• [Aim] Copy out each line containing "label" from the entries below.

(Chart and figure data)
"""

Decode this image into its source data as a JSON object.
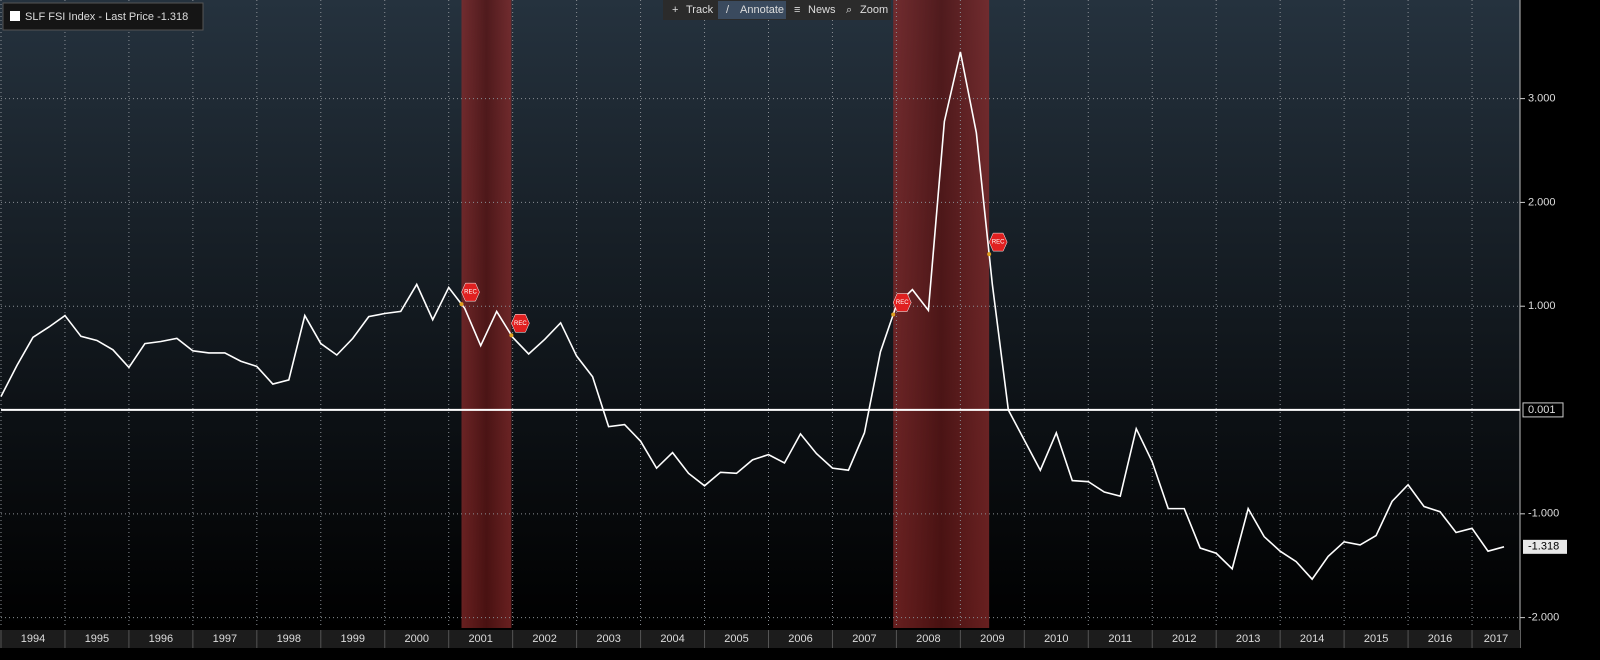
{
  "toolbar": [
    "Track",
    "Annotate",
    "News",
    "Zoom"
  ],
  "chart_data": {
    "type": "line",
    "series": [
      {
        "name": "SLF FSI Index - Last Price",
        "color": "#ffffff",
        "values": [
          0.13,
          0.43,
          0.7,
          0.8,
          0.91,
          0.71,
          0.67,
          0.58,
          0.41,
          0.64,
          0.66,
          0.69,
          0.57,
          0.55,
          0.55,
          0.47,
          0.42,
          0.25,
          0.29,
          0.91,
          0.64,
          0.53,
          0.69,
          0.9,
          0.93,
          0.95,
          1.21,
          0.87,
          1.18,
          0.98,
          0.62,
          0.95,
          0.7,
          0.54,
          0.68,
          0.84,
          0.52,
          0.32,
          -0.16,
          -0.14,
          -0.3,
          -0.56,
          -0.41,
          -0.61,
          -0.73,
          -0.6,
          -0.61,
          -0.48,
          -0.43,
          -0.51,
          -0.23,
          -0.42,
          -0.56,
          -0.58,
          -0.22,
          0.56,
          1.01,
          1.16,
          0.96,
          2.78,
          3.45,
          2.67,
          1.21,
          0.0,
          -0.29,
          -0.58,
          -0.22,
          -0.68,
          -0.69,
          -0.79,
          -0.83,
          -0.18,
          -0.5,
          -0.95,
          -0.95,
          -1.33,
          -1.38,
          -1.53,
          -0.95,
          -1.22,
          -1.36,
          -1.46,
          -1.63,
          -1.41,
          -1.27,
          -1.3,
          -1.21,
          -0.88,
          -0.72,
          -0.93,
          -0.98,
          -1.18,
          -1.14,
          -1.36,
          -1.318
        ]
      }
    ],
    "x": [
      1994,
      1994.25,
      1994.5,
      1994.75,
      1995,
      1995.25,
      1995.5,
      1995.75,
      1996,
      1996.25,
      1996.5,
      1996.75,
      1997,
      1997.25,
      1997.5,
      1997.75,
      1998,
      1998.25,
      1998.5,
      1998.75,
      1999,
      1999.25,
      1999.5,
      1999.75,
      2000,
      2000.25,
      2000.5,
      2000.75,
      2001,
      2001.25,
      2001.5,
      2001.75,
      2002,
      2002.25,
      2002.5,
      2002.75,
      2003,
      2003.25,
      2003.5,
      2003.75,
      2004,
      2004.25,
      2004.5,
      2004.75,
      2005,
      2005.25,
      2005.5,
      2005.75,
      2006,
      2006.25,
      2006.5,
      2006.75,
      2007,
      2007.25,
      2007.5,
      2007.75,
      2008,
      2008.25,
      2008.5,
      2008.75,
      2009,
      2009.25,
      2009.5,
      2009.75,
      2010,
      2010.25,
      2010.5,
      2010.75,
      2011,
      2011.25,
      2011.5,
      2011.75,
      2012,
      2012.25,
      2012.5,
      2012.75,
      2013,
      2013.25,
      2013.5,
      2013.75,
      2014,
      2014.25,
      2014.5,
      2014.75,
      2015,
      2015.25,
      2015.5,
      2015.75,
      2016,
      2016.25,
      2016.5,
      2016.75,
      2017,
      2017.25,
      2017.5
    ],
    "xlim": [
      1994,
      2017.75
    ],
    "xticks": [
      1994,
      1995,
      1996,
      1997,
      1998,
      1999,
      2000,
      2001,
      2002,
      2003,
      2004,
      2005,
      2006,
      2007,
      2008,
      2009,
      2010,
      2011,
      2012,
      2013,
      2014,
      2015,
      2016,
      2017
    ],
    "ylim": [
      -2.1,
      3.95
    ],
    "yticks": [
      {
        "value": 3,
        "label": "3.000"
      },
      {
        "value": 2,
        "label": "2.000"
      },
      {
        "value": 1,
        "label": "1.000"
      },
      {
        "value": -1,
        "label": "-1.000"
      },
      {
        "value": -2,
        "label": "-2.000"
      }
    ],
    "hline": {
      "value": 0.001,
      "label": "0.001"
    },
    "recessions": [
      {
        "start": 2001.2,
        "end": 2001.98,
        "label": "REC"
      },
      {
        "start": 2007.95,
        "end": 2009.45,
        "label": "REC"
      }
    ],
    "grid": true
  }
}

"""

• [Written solution]
        "label": "3.000"
        "label": "2.000"
        "label": "1.000"
        "label": "-1.000"
        "label": "-2.000"
      "label": "0.001"
        "label": "REC"
        "label": "REC"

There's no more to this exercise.